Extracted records
* start *

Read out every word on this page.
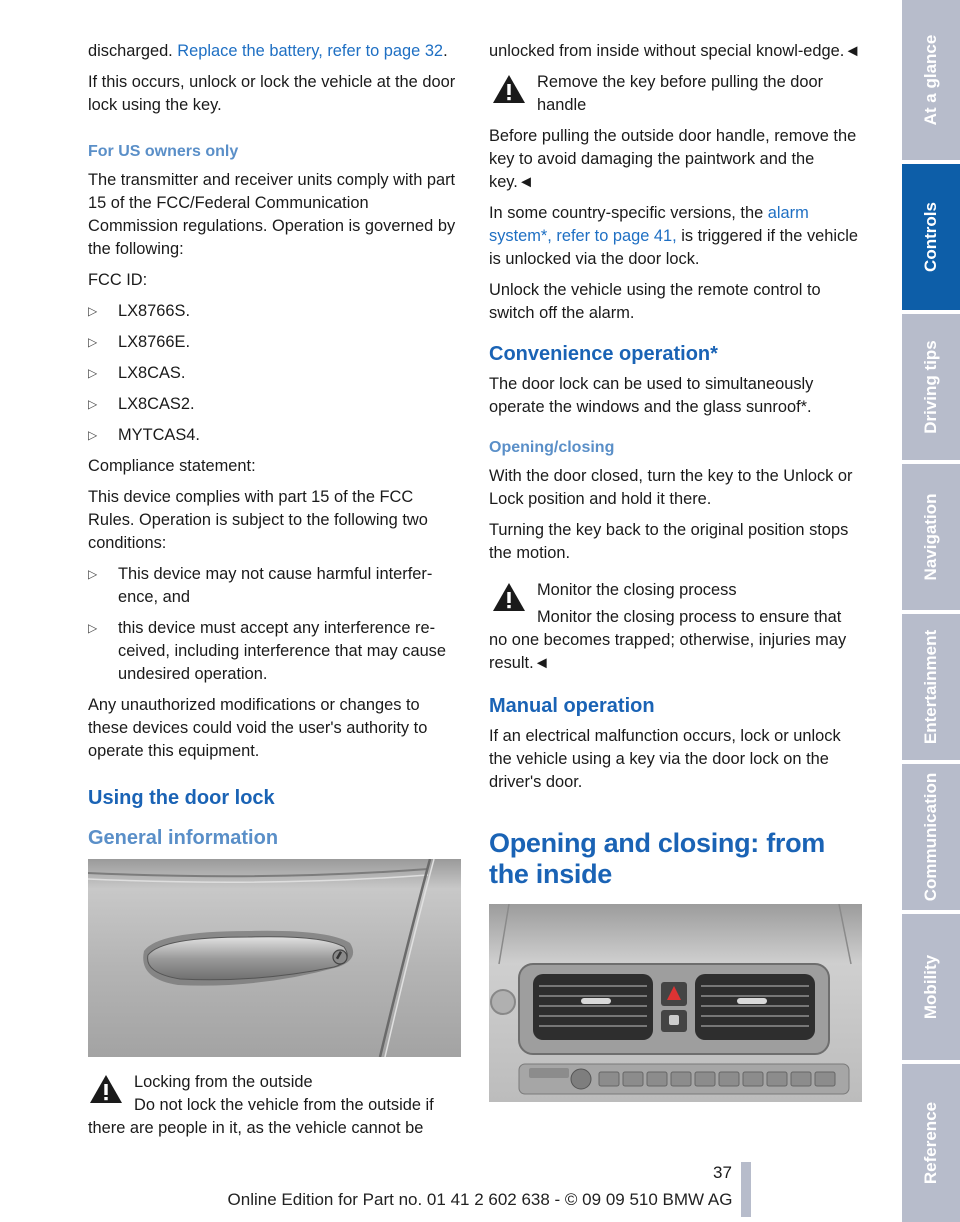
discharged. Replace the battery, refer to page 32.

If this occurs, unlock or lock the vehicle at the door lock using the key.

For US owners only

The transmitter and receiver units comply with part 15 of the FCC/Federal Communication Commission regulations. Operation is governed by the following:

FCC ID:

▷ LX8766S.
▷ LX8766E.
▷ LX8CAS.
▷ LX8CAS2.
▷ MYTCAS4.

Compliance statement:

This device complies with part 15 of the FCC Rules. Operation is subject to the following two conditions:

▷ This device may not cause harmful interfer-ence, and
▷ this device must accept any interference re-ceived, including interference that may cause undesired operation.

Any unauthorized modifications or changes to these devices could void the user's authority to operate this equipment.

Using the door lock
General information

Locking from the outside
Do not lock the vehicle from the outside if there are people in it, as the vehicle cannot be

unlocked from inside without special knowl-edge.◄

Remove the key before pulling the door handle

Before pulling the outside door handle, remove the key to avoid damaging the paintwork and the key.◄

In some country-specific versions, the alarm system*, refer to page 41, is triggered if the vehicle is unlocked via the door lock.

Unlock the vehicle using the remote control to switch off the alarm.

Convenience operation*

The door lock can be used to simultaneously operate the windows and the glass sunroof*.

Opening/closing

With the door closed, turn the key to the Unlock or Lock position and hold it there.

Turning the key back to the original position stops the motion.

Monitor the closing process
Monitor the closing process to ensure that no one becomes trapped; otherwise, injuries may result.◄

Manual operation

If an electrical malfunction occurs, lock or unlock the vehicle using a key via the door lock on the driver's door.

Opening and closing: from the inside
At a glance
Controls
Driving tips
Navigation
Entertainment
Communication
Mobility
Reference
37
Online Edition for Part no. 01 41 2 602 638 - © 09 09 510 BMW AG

* end *
* start *

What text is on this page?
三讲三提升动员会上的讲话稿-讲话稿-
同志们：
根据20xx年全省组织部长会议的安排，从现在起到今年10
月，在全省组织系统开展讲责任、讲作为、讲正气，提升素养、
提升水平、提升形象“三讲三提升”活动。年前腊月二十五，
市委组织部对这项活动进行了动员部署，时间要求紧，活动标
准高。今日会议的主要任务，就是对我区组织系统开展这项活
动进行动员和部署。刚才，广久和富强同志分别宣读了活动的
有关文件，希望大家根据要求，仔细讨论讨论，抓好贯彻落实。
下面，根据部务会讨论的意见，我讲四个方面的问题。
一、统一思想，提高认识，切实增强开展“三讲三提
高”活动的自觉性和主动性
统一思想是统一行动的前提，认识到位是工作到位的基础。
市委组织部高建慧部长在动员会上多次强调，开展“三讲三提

* end *

▶ [To do]
Find the lines above that include the string "cause" and copy them.

▶ [Answer to this task]
▷ This device may not cause harmful interfer-ence, and
▷ this device must accept any interference re-ceived, including interference that may cause undesired operation.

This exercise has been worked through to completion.